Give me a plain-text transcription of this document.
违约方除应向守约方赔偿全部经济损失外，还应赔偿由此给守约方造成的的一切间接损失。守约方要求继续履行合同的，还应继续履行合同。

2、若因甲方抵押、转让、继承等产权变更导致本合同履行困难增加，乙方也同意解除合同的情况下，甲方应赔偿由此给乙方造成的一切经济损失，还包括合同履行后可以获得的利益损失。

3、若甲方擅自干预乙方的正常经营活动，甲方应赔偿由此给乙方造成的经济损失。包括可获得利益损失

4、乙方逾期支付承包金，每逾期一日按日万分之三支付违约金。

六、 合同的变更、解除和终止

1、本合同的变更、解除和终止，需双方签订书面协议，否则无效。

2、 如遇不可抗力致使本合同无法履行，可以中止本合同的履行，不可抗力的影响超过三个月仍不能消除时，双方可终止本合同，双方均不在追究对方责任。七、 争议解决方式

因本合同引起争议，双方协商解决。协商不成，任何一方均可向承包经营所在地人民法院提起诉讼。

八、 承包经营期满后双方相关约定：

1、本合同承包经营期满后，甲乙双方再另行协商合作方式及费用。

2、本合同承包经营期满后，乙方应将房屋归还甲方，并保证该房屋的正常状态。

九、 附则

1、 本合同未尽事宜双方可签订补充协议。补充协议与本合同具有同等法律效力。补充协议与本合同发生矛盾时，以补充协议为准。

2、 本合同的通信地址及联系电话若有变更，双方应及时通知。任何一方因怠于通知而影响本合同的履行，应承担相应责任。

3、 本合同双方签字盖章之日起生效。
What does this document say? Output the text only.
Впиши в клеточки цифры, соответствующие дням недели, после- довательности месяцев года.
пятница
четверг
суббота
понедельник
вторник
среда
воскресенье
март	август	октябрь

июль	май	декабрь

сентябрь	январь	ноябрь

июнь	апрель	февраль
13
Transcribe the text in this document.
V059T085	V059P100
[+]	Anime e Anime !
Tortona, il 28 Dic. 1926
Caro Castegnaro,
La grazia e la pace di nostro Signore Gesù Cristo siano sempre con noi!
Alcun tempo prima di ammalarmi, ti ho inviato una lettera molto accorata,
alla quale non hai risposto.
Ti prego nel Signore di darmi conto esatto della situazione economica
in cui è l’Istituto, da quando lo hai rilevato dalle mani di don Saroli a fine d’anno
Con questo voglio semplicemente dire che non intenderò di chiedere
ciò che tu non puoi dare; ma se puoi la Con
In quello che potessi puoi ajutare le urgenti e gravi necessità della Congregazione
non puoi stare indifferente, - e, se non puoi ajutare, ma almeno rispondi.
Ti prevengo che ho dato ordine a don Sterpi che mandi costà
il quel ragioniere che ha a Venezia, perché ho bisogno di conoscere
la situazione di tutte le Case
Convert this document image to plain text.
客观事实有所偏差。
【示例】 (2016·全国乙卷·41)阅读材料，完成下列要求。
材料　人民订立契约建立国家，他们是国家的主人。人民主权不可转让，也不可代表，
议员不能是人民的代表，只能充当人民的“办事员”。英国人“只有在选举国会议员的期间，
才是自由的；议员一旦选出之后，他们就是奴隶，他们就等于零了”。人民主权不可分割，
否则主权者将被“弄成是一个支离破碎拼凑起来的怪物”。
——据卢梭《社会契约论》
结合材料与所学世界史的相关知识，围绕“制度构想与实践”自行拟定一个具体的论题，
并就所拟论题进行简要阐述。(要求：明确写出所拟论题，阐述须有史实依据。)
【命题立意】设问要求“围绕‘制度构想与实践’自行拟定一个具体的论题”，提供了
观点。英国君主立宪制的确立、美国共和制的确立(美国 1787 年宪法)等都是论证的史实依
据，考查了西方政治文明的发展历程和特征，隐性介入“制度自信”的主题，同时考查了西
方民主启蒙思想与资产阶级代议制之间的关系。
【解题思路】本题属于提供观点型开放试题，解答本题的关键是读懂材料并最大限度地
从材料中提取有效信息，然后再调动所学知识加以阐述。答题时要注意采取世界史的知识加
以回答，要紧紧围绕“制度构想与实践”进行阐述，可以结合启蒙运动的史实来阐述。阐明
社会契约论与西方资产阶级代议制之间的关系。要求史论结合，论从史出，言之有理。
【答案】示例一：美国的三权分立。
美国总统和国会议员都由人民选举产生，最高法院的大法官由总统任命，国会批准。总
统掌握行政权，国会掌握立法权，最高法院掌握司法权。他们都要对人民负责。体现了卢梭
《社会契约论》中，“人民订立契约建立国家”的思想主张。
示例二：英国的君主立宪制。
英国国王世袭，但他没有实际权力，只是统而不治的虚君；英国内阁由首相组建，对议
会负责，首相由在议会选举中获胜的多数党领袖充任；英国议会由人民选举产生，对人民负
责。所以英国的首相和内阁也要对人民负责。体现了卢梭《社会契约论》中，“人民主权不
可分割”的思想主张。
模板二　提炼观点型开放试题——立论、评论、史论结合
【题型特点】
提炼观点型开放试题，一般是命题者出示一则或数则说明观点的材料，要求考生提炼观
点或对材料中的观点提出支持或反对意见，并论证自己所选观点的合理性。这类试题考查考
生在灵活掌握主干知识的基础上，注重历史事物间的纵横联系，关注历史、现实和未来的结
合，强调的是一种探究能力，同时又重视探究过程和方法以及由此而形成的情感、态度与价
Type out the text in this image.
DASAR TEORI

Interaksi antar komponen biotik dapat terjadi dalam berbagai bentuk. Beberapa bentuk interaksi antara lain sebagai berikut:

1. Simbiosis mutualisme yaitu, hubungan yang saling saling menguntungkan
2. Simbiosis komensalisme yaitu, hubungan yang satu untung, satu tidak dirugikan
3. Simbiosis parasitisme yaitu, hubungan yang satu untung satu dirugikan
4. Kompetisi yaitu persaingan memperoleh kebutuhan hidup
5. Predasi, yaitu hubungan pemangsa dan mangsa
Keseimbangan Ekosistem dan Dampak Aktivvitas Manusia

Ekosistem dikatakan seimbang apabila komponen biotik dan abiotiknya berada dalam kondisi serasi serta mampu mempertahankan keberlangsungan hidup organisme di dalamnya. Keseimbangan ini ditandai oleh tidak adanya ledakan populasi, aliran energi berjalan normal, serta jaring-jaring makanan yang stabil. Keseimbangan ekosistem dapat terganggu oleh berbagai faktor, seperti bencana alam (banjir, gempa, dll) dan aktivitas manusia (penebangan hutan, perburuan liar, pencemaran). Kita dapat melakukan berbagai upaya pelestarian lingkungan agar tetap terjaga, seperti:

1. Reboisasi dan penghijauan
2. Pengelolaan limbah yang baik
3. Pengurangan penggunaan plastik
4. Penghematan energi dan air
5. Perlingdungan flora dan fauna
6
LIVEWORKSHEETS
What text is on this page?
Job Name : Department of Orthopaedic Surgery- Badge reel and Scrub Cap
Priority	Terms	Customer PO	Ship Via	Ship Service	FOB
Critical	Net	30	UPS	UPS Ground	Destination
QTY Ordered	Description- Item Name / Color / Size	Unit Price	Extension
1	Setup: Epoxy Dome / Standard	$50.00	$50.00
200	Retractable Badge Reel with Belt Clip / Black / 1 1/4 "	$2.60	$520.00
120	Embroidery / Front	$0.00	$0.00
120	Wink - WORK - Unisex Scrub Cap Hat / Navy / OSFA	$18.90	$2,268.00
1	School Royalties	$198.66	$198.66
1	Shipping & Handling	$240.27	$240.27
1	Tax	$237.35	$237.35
● ● ●
__EXERCISE TASK__
Pick every line with "document" in it and copy it.

__THE ANSWER__
Give me a plain-text transcription of this document.
What does this document say? Output the text only.
Transcribe the text in this document.
Convert this document image to plain text.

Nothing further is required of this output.